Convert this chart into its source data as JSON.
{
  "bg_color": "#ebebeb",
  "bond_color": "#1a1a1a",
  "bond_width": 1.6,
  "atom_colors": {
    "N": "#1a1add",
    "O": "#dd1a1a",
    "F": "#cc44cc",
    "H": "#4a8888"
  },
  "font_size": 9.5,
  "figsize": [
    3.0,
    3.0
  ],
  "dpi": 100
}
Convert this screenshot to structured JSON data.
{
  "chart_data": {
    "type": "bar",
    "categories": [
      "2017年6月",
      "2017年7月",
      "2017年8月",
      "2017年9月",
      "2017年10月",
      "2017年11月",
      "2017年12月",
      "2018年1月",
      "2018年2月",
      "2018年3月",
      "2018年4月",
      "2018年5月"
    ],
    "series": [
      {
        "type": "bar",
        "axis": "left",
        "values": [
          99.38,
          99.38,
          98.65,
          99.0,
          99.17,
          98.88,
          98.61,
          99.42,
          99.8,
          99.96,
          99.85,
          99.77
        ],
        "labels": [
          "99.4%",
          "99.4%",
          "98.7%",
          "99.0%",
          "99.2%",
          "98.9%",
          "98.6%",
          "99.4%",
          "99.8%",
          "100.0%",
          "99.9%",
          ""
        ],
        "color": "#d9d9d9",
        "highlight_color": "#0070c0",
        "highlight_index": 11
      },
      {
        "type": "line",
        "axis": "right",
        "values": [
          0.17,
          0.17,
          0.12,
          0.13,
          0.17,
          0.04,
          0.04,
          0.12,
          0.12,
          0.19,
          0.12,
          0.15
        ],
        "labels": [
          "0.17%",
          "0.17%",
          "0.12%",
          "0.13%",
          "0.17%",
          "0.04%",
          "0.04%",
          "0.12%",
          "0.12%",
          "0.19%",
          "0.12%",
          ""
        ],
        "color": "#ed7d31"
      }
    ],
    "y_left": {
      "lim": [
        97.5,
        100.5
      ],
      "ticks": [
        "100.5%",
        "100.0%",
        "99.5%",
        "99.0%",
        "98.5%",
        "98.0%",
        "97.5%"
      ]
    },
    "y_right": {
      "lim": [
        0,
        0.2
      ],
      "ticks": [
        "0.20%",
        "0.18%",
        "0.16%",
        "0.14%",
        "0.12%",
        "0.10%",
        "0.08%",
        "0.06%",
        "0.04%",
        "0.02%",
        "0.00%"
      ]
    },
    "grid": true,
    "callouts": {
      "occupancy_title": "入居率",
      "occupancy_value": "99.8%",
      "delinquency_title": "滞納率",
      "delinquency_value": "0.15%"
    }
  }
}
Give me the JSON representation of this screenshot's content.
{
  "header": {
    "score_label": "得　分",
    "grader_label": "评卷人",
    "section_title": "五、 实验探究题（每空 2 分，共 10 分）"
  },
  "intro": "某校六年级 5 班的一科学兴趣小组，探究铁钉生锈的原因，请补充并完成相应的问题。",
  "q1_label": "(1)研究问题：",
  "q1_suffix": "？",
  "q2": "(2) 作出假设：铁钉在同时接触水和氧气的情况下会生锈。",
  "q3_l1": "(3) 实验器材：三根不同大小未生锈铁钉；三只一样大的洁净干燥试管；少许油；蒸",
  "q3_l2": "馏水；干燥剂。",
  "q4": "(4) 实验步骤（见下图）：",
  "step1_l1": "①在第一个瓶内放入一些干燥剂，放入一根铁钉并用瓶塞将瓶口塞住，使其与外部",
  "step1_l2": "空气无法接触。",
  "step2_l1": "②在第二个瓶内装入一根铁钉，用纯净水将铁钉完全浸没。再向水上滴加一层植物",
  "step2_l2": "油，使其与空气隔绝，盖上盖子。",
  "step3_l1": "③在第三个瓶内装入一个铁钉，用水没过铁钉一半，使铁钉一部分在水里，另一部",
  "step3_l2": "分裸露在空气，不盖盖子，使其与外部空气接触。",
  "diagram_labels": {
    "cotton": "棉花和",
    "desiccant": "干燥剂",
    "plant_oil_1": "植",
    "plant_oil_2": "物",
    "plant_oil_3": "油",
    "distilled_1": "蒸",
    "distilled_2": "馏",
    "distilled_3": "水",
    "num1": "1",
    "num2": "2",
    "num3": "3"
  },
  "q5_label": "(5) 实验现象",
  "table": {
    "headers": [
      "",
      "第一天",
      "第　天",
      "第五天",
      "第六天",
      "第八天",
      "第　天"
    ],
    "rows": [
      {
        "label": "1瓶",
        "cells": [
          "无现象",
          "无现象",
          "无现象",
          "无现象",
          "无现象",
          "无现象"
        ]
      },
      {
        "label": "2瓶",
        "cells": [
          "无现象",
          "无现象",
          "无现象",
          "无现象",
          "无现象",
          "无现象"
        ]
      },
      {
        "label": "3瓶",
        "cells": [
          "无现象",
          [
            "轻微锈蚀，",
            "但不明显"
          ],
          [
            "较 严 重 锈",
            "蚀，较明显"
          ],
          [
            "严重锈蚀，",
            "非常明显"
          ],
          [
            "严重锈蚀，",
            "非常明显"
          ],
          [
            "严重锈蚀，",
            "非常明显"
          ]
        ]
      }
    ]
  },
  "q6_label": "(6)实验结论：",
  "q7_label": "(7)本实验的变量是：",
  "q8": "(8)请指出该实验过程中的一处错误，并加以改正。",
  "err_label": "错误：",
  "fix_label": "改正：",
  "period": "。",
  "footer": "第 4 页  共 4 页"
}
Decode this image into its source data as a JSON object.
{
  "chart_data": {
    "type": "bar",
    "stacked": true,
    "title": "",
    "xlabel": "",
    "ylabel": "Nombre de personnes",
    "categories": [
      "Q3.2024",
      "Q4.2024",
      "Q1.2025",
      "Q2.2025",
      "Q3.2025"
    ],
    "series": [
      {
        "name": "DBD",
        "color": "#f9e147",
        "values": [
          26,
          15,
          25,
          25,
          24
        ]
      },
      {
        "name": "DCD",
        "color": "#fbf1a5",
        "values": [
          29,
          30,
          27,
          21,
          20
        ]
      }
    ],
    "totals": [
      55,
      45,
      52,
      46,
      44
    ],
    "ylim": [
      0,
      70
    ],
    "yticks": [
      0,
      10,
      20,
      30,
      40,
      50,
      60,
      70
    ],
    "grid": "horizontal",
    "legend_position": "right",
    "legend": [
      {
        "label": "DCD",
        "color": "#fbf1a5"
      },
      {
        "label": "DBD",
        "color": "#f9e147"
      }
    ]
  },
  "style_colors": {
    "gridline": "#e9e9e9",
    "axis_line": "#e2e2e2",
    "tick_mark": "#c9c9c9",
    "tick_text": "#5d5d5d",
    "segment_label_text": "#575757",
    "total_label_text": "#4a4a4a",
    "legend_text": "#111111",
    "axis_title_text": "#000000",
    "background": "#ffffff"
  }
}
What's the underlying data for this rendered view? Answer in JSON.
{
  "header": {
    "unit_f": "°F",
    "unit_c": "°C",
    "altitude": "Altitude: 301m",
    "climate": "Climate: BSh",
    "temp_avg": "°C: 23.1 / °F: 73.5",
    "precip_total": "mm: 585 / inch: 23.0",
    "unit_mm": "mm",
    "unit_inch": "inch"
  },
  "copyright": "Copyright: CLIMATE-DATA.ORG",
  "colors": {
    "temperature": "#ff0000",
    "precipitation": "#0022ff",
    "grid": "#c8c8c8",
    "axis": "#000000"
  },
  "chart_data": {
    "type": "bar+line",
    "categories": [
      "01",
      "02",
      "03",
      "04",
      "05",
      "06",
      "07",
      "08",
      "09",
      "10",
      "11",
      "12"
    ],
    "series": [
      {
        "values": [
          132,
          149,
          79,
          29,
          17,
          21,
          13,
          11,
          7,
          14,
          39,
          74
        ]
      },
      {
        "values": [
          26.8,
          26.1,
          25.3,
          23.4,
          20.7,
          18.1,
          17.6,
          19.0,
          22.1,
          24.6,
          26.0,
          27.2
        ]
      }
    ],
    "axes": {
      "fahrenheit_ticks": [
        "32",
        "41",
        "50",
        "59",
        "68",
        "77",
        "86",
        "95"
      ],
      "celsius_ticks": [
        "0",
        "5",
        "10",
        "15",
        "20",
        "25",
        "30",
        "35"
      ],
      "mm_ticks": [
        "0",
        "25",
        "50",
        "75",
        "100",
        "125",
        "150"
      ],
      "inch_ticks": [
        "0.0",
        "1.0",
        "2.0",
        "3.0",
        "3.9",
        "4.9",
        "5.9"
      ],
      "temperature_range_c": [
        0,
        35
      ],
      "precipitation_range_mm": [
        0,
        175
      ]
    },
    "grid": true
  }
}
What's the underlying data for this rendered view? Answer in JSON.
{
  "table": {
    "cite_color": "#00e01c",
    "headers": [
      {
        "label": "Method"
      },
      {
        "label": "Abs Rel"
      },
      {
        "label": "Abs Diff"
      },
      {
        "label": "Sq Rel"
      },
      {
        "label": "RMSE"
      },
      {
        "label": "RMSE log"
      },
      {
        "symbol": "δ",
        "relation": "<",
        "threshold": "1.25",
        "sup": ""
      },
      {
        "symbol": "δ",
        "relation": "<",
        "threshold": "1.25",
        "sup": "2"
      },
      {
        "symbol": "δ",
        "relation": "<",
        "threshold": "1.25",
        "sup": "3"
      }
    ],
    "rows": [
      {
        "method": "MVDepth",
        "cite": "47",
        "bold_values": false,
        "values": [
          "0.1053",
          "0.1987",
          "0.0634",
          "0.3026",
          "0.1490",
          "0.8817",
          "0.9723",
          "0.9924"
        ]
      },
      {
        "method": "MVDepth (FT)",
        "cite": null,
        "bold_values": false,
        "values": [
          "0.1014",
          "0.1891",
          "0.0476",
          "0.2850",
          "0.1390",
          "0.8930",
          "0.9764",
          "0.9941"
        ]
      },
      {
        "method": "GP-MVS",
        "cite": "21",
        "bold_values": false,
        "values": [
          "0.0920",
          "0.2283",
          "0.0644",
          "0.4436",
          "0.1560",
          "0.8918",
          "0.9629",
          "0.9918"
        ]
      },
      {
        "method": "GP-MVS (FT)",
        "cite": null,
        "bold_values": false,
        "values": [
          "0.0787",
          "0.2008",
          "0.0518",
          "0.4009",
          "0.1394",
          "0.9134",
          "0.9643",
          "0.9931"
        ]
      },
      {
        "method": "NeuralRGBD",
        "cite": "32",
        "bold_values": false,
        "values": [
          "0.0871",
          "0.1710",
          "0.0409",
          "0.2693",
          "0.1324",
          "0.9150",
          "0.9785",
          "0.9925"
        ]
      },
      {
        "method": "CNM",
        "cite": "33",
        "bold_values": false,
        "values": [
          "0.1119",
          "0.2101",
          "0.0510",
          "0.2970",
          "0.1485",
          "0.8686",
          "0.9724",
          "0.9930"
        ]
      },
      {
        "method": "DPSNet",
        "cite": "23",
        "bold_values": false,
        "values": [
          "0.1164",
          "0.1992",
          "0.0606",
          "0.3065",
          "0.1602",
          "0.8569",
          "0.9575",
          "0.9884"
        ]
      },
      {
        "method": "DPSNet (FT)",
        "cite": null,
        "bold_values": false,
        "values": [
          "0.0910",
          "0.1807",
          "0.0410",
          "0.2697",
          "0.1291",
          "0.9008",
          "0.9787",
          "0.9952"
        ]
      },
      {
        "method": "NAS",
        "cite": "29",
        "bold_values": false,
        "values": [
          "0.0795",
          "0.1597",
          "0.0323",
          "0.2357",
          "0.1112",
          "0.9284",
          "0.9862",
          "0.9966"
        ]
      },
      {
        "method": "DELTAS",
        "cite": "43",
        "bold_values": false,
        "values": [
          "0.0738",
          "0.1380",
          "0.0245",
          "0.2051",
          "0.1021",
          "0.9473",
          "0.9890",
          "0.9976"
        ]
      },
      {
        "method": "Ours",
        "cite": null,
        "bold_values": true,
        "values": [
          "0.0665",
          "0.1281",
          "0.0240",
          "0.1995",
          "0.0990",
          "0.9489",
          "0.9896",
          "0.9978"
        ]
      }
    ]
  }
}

------------------------------------------------------------

• [Exercise prompt] From the entries above, collect every line with the string "this" in it.

• [Answer]
Convert this chart into its source data as JSON.
Convert this screenshot to structured JSON data.
Give me the JSON representation of this screenshot's content.
Decode this image into its source data as a JSON object.
What's the underlying data for this rendered view? Answer in JSON.
What's the underlying data for this rendered view? Answer in JSON.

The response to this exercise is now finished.